━━ Data supplied ━━

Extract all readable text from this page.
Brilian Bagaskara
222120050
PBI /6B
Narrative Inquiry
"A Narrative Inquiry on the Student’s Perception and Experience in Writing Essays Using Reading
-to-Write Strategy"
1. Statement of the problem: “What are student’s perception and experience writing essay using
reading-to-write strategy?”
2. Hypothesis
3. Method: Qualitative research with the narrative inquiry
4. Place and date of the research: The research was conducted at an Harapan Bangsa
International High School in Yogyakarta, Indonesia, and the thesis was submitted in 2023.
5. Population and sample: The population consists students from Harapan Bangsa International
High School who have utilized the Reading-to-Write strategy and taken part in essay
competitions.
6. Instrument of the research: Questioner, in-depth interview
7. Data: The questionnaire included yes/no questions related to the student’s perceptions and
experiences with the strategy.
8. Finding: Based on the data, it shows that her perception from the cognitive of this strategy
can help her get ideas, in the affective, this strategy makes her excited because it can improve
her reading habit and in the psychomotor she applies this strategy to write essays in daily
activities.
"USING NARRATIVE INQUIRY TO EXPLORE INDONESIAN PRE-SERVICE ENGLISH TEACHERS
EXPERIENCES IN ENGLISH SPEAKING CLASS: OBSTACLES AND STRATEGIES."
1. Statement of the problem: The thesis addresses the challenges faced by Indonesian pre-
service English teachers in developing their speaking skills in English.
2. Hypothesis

━━━

* _What the task requires_: Reproduce every line of the material above exactly.

* _Answer to this task_:
Extract all readable text from this page.
Brilian Bagaskara
222120050
PBI /6B
Narrative Inquiry
"A Narrative Inquiry on the Student’s Perception and Experience in Writing Essays Using Reading
-to-Write Strategy"
1. Statement of the problem: “What are student’s perception and experience writing essay using
reading-to-write strategy?”
2. Hypothesis
3. Method: Qualitative research with the narrative inquiry
4. Place and date of the research: The research was conducted at an Harapan Bangsa
International High School in Yogyakarta, Indonesia, and the thesis was submitted in 2023.
5. Population and sample: The population consists students from Harapan Bangsa International
High School who have utilized the Reading-to-Write strategy and taken part in essay
competitions.
6. Instrument of the research: Questioner, in-depth interview
7. Data: The questionnaire included yes/no questions related to the student’s perceptions and
experiences with the strategy.
8. Finding: Based on the data, it shows that her perception from the cognitive of this strategy
can help her get ideas, in the affective, this strategy makes her excited because it can improve
her reading habit and in the psychomotor she applies this strategy to write essays in daily
activities.
"USING NARRATIVE INQUIRY TO EXPLORE INDONESIAN PRE-SERVICE ENGLISH TEACHERS
EXPERIENCES IN ENGLISH SPEAKING CLASS: OBSTACLES AND STRATEGIES."
1. Statement of the problem: The thesis addresses the challenges faced by Indonesian pre-
service English teachers in developing their speaking skills in English.
2. Hypothesis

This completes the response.